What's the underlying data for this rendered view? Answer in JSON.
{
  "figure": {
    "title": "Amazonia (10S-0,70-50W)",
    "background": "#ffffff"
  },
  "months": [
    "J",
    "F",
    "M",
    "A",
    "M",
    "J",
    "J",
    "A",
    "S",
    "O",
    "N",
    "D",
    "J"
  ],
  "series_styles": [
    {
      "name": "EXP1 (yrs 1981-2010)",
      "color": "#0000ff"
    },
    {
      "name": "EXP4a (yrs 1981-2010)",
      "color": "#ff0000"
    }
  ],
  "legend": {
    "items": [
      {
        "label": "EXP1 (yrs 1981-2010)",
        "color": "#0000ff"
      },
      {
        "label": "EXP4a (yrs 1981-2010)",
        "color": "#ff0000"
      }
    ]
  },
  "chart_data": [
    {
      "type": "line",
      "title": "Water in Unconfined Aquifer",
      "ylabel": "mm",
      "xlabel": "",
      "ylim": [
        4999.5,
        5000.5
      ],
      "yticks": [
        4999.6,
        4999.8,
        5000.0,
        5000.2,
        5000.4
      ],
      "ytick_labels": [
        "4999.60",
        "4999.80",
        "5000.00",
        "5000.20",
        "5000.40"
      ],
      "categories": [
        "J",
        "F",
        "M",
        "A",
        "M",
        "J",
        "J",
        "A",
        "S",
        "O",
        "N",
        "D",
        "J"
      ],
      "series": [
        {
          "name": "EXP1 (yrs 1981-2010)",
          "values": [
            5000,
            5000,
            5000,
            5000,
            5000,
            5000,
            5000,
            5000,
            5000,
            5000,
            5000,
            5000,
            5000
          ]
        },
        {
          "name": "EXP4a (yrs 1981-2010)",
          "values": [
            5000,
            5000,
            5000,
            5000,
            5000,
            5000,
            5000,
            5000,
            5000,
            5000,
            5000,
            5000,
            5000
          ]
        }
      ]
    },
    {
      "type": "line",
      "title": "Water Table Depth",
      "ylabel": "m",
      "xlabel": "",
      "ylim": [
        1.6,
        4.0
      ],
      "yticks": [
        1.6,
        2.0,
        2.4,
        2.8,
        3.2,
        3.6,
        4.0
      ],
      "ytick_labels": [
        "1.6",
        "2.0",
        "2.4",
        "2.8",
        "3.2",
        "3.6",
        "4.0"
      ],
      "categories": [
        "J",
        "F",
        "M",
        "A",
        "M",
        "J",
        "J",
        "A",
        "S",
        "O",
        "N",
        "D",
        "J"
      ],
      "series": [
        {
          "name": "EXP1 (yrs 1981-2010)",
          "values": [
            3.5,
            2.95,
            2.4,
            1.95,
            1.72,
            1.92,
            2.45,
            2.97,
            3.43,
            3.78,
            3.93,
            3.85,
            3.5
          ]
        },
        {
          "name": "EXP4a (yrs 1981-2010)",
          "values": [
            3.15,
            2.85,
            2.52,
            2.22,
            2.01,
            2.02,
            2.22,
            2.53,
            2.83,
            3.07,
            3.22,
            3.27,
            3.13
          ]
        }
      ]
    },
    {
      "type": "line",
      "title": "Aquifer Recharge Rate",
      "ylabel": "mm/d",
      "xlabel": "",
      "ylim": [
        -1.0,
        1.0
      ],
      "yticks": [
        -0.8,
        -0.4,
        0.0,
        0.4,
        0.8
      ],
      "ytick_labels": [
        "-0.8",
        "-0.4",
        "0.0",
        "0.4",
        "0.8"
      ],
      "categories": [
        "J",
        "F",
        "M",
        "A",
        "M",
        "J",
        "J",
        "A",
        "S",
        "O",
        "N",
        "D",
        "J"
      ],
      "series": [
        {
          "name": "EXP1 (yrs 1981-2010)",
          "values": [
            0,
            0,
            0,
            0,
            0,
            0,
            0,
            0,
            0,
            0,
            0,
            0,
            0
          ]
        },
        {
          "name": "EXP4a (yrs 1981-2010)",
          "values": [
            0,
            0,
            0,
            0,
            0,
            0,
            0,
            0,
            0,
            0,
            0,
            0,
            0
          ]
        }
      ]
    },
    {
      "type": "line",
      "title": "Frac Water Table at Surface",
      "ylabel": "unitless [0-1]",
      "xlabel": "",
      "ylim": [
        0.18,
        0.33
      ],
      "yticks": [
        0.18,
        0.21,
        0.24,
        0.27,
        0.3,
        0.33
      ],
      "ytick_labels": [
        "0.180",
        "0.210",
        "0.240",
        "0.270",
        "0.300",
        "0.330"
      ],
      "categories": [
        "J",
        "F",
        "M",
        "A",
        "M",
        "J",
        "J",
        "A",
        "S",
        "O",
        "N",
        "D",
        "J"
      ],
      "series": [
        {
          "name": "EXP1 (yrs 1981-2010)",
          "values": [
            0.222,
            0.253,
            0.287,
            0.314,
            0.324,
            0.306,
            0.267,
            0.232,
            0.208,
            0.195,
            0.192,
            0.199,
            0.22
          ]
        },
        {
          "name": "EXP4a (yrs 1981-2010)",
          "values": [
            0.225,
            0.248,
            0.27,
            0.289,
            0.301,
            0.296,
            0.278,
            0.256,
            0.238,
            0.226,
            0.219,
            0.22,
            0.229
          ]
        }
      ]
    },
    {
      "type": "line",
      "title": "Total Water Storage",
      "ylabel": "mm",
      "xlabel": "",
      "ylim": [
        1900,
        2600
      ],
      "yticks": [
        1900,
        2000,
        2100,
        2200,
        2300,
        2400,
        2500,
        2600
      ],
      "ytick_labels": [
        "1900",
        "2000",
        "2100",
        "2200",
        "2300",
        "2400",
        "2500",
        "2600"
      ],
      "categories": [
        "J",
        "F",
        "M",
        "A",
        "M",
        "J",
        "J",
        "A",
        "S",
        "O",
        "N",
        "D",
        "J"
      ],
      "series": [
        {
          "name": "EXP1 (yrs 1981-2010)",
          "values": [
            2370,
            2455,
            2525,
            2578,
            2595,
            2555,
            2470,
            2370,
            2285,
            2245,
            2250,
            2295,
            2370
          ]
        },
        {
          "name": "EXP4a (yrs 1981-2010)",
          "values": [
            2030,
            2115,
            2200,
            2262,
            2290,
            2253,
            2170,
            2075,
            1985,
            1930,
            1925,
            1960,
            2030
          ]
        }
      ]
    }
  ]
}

STATED TASK ->
Of all the lines above, how many contain the word "Table"? Answer with only the number.

TASK ANSWER ->
2